--- Start Given information ---

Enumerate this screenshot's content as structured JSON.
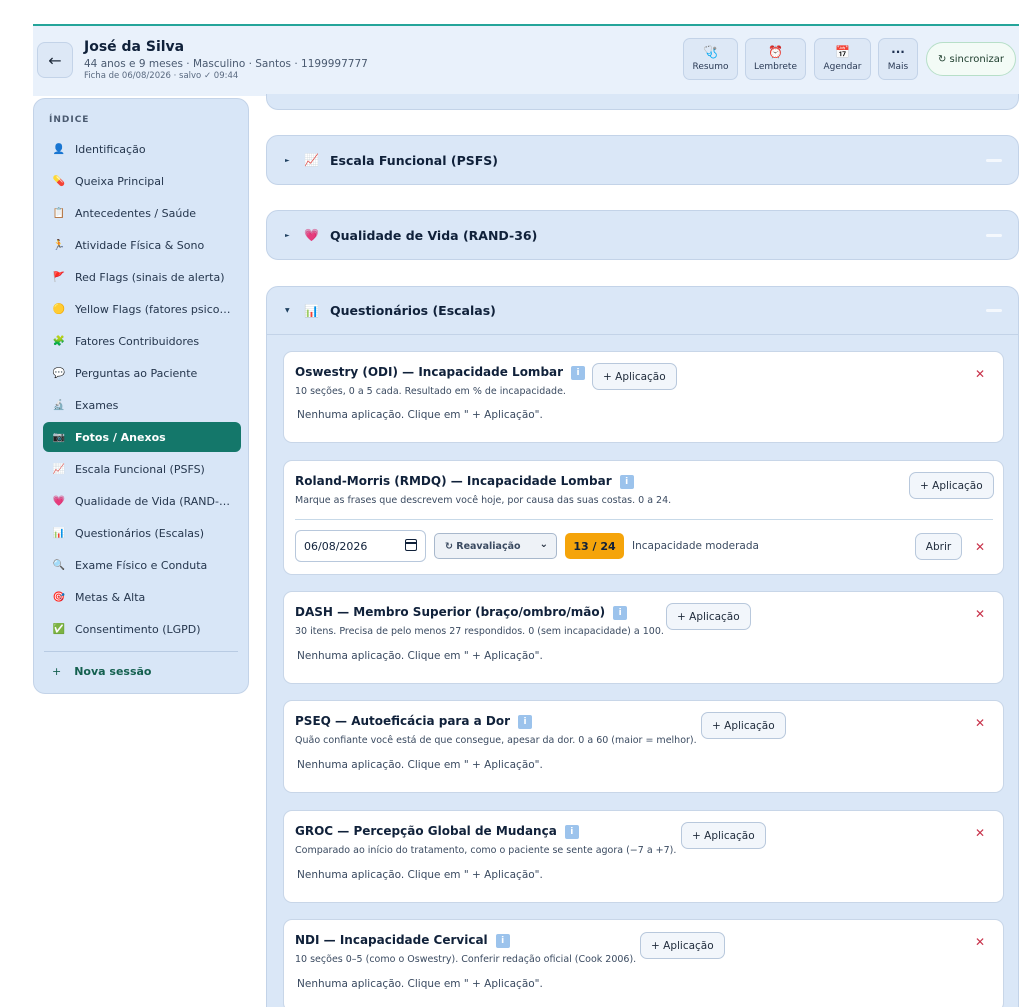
{
  "header": {
    "back_label": "←",
    "patient_name": "José da Silva",
    "patient_meta": "44 anos e 9 meses · Masculino · Santos · 1199997777",
    "patient_saved": "Ficha de 06/08/2026 · salvo ✓ 09:44",
    "buttons": [
      {
        "label": "Resumo",
        "icon": "🩺"
      },
      {
        "label": "Lembrete",
        "icon": "⏰"
      },
      {
        "label": "Agendar",
        "icon": "📅"
      },
      {
        "label": "Mais",
        "icon": "···"
      }
    ],
    "sync_label": "↻ sincronizar"
  },
  "sidebar": {
    "title": "ÍNDICE",
    "items": [
      {
        "label": "Identificação",
        "icon": "👤"
      },
      {
        "label": "Queixa Principal",
        "icon": "💊"
      },
      {
        "label": "Antecedentes / Saúde",
        "icon": "📋"
      },
      {
        "label": "Atividade Física & Sono",
        "icon": "🏃"
      },
      {
        "label": "Red Flags (sinais de alerta)",
        "icon": "🚩"
      },
      {
        "label": "Yellow Flags (fatores psicoss...",
        "icon": "🟡"
      },
      {
        "label": "Fatores Contribuidores",
        "icon": "🧩"
      },
      {
        "label": "Perguntas ao Paciente",
        "icon": "💬"
      },
      {
        "label": "Exames",
        "icon": "🔬"
      },
      {
        "label": "Fotos / Anexos",
        "icon": "📷"
      },
      {
        "label": "Escala Funcional (PSFS)",
        "icon": "📈"
      },
      {
        "label": "Qualidade de Vida (RAND-36)",
        "icon": "💗"
      },
      {
        "label": "Questionários (Escalas)",
        "icon": "📊"
      },
      {
        "label": "Exame Físico e Conduta",
        "icon": "🔍"
      },
      {
        "label": "Metas & Alta",
        "icon": "🎯"
      },
      {
        "label": "Consentimento (LGPD)",
        "icon": "✅"
      }
    ],
    "active_label": "Fotos / Anexos",
    "new_session": {
      "plus": "+",
      "label": "Nova sessão"
    }
  },
  "sections": {
    "psfs": {
      "title": "Escala Funcional (PSFS)",
      "icon": "📈"
    },
    "rand": {
      "title": "Qualidade de Vida (RAND-36)",
      "icon": "💗"
    },
    "questionarios": {
      "title": "Questionários (Escalas)",
      "icon": "📊"
    }
  },
  "questionnaires": [
    {
      "title": "Oswestry (ODI) — Incapacidade Lombar",
      "desc": "10 seções, 0 a 5 cada. Resultado em % de incapacidade.",
      "empty": "Nenhuma aplicação. Clique em \" + Aplicação\".",
      "add_label": "+ Aplicação"
    },
    {
      "title": "Roland-Morris (RMDQ) — Incapacidade Lombar",
      "desc": "Marque as frases que descrevem você hoje, por causa das suas costas. 0 a 24.",
      "add_label": "+ Aplicação",
      "application": {
        "date": "06/08/2026",
        "type": "↻ Reavaliação",
        "score": "13 / 24",
        "score_label": "Incapacidade moderada",
        "open_label": "Abrir"
      }
    },
    {
      "title": "DASH — Membro Superior (braço/ombro/mão)",
      "desc": "30 itens. Precisa de pelo menos 27 respondidos. 0 (sem incapacidade) a 100.",
      "empty": "Nenhuma aplicação. Clique em \" + Aplicação\".",
      "add_label": "+ Aplicação"
    },
    {
      "title": "PSEQ — Autoeficácia para a Dor",
      "desc": "Quão confiante você está de que consegue, apesar da dor. 0 a 60 (maior = melhor).",
      "empty": "Nenhuma aplicação. Clique em \" + Aplicação\".",
      "add_label": "+ Aplicação"
    },
    {
      "title": "GROC — Percepção Global de Mudança",
      "desc": "Comparado ao início do tratamento, como o paciente se sente agora (−7 a +7).",
      "empty": "Nenhuma aplicação. Clique em \" + Aplicação\".",
      "add_label": "+ Aplicação"
    },
    {
      "title": "NDI — Incapacidade Cervical",
      "desc": "10 seções 0–5 (como o Oswestry). Conferir redação oficial (Cook 2006).",
      "empty": "Nenhuma aplicação. Clique em \" + Aplicação\".",
      "add_label": "+ Aplicação"
    }
  ],
  "icons": {
    "info": "i",
    "remove": "✕",
    "collapsed_arrow": "►",
    "expanded_arrow": "▼",
    "select_chevron": "⌄"
  }
}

--- End Given information ---

Exercise directions.
Out of the preceding entries, pull every line containing the string "Flags".

Solution to this task.
        "label": "Red Flags (sinais de alerta)",
        "label": "Yellow Flags (fatores psicoss...",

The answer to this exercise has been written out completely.